GIVEN INFORMATION:
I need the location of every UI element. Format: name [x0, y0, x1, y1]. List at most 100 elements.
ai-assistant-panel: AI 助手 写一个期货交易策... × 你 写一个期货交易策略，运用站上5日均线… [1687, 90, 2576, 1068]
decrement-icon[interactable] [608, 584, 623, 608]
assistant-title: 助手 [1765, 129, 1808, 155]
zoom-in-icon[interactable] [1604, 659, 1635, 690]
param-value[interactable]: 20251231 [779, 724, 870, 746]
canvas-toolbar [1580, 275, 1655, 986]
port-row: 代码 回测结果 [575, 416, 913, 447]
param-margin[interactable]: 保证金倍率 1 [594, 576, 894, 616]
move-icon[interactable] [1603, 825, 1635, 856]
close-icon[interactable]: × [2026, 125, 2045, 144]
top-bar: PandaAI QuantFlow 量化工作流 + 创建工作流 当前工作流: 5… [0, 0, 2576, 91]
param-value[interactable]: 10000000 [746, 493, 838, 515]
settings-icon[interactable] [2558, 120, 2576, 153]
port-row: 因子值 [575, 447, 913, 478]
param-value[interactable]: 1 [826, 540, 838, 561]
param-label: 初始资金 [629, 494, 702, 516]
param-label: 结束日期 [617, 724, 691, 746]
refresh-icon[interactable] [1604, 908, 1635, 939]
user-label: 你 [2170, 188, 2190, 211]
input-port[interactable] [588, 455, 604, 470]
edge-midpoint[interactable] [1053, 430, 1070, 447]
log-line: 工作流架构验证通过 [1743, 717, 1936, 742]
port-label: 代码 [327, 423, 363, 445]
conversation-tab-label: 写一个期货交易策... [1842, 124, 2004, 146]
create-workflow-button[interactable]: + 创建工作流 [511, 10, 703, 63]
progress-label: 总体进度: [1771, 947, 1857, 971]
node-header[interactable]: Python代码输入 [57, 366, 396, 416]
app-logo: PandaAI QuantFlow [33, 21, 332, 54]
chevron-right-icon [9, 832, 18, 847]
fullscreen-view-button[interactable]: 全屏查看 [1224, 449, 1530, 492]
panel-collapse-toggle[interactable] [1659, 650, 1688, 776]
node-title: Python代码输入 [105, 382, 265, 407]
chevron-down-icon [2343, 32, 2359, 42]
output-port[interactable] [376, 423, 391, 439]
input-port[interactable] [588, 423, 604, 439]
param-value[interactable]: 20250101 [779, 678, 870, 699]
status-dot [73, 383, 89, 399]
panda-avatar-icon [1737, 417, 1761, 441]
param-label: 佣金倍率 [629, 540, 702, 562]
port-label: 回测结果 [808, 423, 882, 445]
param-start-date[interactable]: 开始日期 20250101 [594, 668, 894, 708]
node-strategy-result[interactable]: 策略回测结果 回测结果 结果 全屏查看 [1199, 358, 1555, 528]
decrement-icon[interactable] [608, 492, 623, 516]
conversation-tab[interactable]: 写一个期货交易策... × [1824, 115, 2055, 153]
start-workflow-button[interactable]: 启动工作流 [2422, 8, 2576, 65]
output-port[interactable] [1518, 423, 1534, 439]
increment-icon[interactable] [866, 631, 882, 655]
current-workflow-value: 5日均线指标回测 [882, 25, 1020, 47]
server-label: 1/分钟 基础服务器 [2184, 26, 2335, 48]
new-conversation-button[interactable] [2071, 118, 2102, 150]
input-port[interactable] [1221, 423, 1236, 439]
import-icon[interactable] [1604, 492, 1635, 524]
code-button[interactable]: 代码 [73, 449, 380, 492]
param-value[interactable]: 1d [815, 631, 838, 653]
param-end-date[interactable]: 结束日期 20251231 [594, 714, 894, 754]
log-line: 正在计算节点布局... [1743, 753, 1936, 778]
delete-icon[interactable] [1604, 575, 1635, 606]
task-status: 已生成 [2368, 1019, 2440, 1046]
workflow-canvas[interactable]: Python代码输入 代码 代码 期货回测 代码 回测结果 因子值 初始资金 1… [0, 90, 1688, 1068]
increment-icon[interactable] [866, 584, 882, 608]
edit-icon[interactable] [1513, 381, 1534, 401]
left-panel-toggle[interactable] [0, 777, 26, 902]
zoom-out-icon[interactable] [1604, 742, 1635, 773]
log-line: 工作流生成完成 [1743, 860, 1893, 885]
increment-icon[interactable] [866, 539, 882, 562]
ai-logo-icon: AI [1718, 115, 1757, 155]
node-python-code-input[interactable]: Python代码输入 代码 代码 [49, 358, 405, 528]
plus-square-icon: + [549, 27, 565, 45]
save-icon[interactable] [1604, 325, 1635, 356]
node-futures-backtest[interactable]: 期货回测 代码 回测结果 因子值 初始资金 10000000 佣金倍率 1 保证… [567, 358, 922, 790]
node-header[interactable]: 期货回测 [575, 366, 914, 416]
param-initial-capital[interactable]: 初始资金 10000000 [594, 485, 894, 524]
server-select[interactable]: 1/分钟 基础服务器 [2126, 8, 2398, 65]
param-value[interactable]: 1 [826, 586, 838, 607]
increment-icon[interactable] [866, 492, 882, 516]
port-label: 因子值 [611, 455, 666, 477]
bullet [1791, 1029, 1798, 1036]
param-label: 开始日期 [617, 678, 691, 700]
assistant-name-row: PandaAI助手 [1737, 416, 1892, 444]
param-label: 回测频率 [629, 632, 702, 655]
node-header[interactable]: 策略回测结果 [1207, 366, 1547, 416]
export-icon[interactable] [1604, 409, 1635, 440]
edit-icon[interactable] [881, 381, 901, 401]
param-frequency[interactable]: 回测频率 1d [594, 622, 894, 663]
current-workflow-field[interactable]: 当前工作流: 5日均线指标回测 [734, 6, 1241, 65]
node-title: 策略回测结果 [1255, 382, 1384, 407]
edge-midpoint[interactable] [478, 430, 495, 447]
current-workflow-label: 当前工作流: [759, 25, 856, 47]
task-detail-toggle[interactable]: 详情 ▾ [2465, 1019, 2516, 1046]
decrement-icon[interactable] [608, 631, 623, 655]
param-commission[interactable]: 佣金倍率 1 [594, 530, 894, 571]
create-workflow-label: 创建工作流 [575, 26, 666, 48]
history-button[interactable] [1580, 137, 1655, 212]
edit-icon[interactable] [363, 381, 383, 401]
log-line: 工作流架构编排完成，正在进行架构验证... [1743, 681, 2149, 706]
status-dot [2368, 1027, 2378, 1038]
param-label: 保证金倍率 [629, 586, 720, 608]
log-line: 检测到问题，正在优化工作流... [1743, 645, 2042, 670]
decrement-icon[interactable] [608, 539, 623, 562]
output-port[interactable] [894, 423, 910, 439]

TO DO: Return every line of the items above verbatim, from the first to the last, without altering, omitting, or reordering anything.

COMPLETE OUTPUT:
I need the location of every UI element. Format: name [x0, y0, x1, y1]. List at most 100 elements.
ai-assistant-panel: AI 助手 写一个期货交易策... × 你 写一个期货交易策略，运用站上5日均线… [1687, 90, 2576, 1068]
decrement-icon[interactable] [608, 584, 623, 608]
assistant-title: 助手 [1765, 129, 1808, 155]
zoom-in-icon[interactable] [1604, 659, 1635, 690]
param-value[interactable]: 20251231 [779, 724, 870, 746]
canvas-toolbar [1580, 275, 1655, 986]
port-row: 代码 回测结果 [575, 416, 913, 447]
param-margin[interactable]: 保证金倍率 1 [594, 576, 894, 616]
move-icon[interactable] [1603, 825, 1635, 856]
close-icon[interactable]: × [2026, 125, 2045, 144]
top-bar: PandaAI QuantFlow 量化工作流 + 创建工作流 当前工作流: 5… [0, 0, 2576, 91]
param-value[interactable]: 10000000 [746, 493, 838, 515]
settings-icon[interactable] [2558, 120, 2576, 153]
port-row: 因子值 [575, 447, 913, 478]
param-value[interactable]: 1 [826, 540, 838, 561]
param-label: 初始资金 [629, 494, 702, 516]
param-label: 结束日期 [617, 724, 691, 746]
refresh-icon[interactable] [1604, 908, 1635, 939]
user-label: 你 [2170, 188, 2190, 211]
input-port[interactable] [588, 455, 604, 470]
edge-midpoint[interactable] [1053, 430, 1070, 447]
log-line: 工作流架构验证通过 [1743, 717, 1936, 742]
port-label: 代码 [327, 423, 363, 445]
conversation-tab-label: 写一个期货交易策... [1842, 124, 2004, 146]
create-workflow-button[interactable]: + 创建工作流 [511, 10, 703, 63]
progress-label: 总体进度: [1771, 947, 1857, 971]
node-header[interactable]: Python代码输入 [57, 366, 396, 416]
app-logo: PandaAI QuantFlow [33, 21, 332, 54]
chevron-right-icon [9, 832, 18, 847]
fullscreen-view-button[interactable]: 全屏查看 [1224, 449, 1530, 492]
panel-collapse-toggle[interactable] [1659, 650, 1688, 776]
node-title: Python代码输入 [105, 382, 265, 407]
chevron-down-icon [2343, 32, 2359, 42]
output-port[interactable] [376, 423, 391, 439]
input-port[interactable] [588, 423, 604, 439]
param-value[interactable]: 20250101 [779, 678, 870, 699]
status-dot [73, 383, 89, 399]
panda-avatar-icon [1737, 417, 1761, 441]
param-label: 佣金倍率 [629, 540, 702, 562]
port-label: 回测结果 [808, 423, 882, 445]
param-start-date[interactable]: 开始日期 20250101 [594, 668, 894, 708]
node-strategy-result[interactable]: 策略回测结果 回测结果 结果 全屏查看 [1199, 358, 1555, 528]
decrement-icon[interactable] [608, 492, 623, 516]
conversation-tab[interactable]: 写一个期货交易策... × [1824, 115, 2055, 153]
start-workflow-button[interactable]: 启动工作流 [2422, 8, 2576, 65]
output-port[interactable] [1518, 423, 1534, 439]
increment-icon[interactable] [866, 631, 882, 655]
current-workflow-value: 5日均线指标回测 [882, 25, 1020, 47]
server-label: 1/分钟 基础服务器 [2184, 26, 2335, 48]
new-conversation-button[interactable] [2071, 118, 2102, 150]
input-port[interactable] [1221, 423, 1236, 439]
import-icon[interactable] [1604, 492, 1635, 524]
code-button[interactable]: 代码 [73, 449, 380, 492]
param-value[interactable]: 1d [815, 631, 838, 653]
param-end-date[interactable]: 结束日期 20251231 [594, 714, 894, 754]
log-line: 正在计算节点布局... [1743, 753, 1936, 778]
delete-icon[interactable] [1604, 575, 1635, 606]
task-status: 已生成 [2368, 1019, 2440, 1046]
workflow-canvas[interactable]: Python代码输入 代码 代码 期货回测 代码 回测结果 因子值 初始资金 1… [0, 90, 1688, 1068]
increment-icon[interactable] [866, 584, 882, 608]
edit-icon[interactable] [1513, 381, 1534, 401]
left-panel-toggle[interactable] [0, 777, 26, 902]
zoom-out-icon[interactable] [1604, 742, 1635, 773]
log-line: 工作流生成完成 [1743, 860, 1893, 885]
increment-icon[interactable] [866, 539, 882, 562]
ai-logo-icon: AI [1718, 115, 1757, 155]
node-python-code-input[interactable]: Python代码输入 代码 代码 [49, 358, 405, 528]
plus-square-icon: + [549, 27, 565, 45]
save-icon[interactable] [1604, 325, 1635, 356]
node-futures-backtest[interactable]: 期货回测 代码 回测结果 因子值 初始资金 10000000 佣金倍率 1 保证… [567, 358, 922, 790]
node-header[interactable]: 期货回测 [575, 366, 914, 416]
param-initial-capital[interactable]: 初始资金 10000000 [594, 485, 894, 524]
server-select[interactable]: 1/分钟 基础服务器 [2126, 8, 2398, 65]
param-value[interactable]: 1 [826, 586, 838, 607]
increment-icon[interactable] [866, 492, 882, 516]
port-label: 因子值 [611, 455, 666, 477]
bullet [1791, 1029, 1798, 1036]
param-label: 开始日期 [617, 678, 691, 700]
assistant-name-row: PandaAI助手 [1737, 416, 1892, 444]
param-label: 回测频率 [629, 632, 702, 655]
node-header[interactable]: 策略回测结果 [1207, 366, 1547, 416]
export-icon[interactable] [1604, 409, 1635, 440]
edit-icon[interactable] [881, 381, 901, 401]
param-frequency[interactable]: 回测频率 1d [594, 622, 894, 663]
current-workflow-field[interactable]: 当前工作流: 5日均线指标回测 [734, 6, 1241, 65]
node-title: 策略回测结果 [1255, 382, 1384, 407]
edge-midpoint[interactable] [478, 430, 495, 447]
current-workflow-label: 当前工作流: [759, 25, 856, 47]
task-detail-toggle[interactable]: 详情 ▾ [2465, 1019, 2516, 1046]
decrement-icon[interactable] [608, 631, 623, 655]
param-commission[interactable]: 佣金倍率 1 [594, 530, 894, 571]
create-workflow-label: 创建工作流 [575, 26, 666, 48]
history-button[interactable] [1580, 137, 1655, 212]
edit-icon[interactable] [363, 381, 383, 401]
log-line: 工作流架构编排完成，正在进行架构验证... [1743, 681, 2149, 706]
status-dot [2368, 1027, 2378, 1038]
param-label: 保证金倍率 [629, 586, 720, 608]
log-line: 检测到问题，正在优化工作流... [1743, 645, 2042, 670]
decrement-icon[interactable] [608, 539, 623, 562]
output-port[interactable] [894, 423, 910, 439]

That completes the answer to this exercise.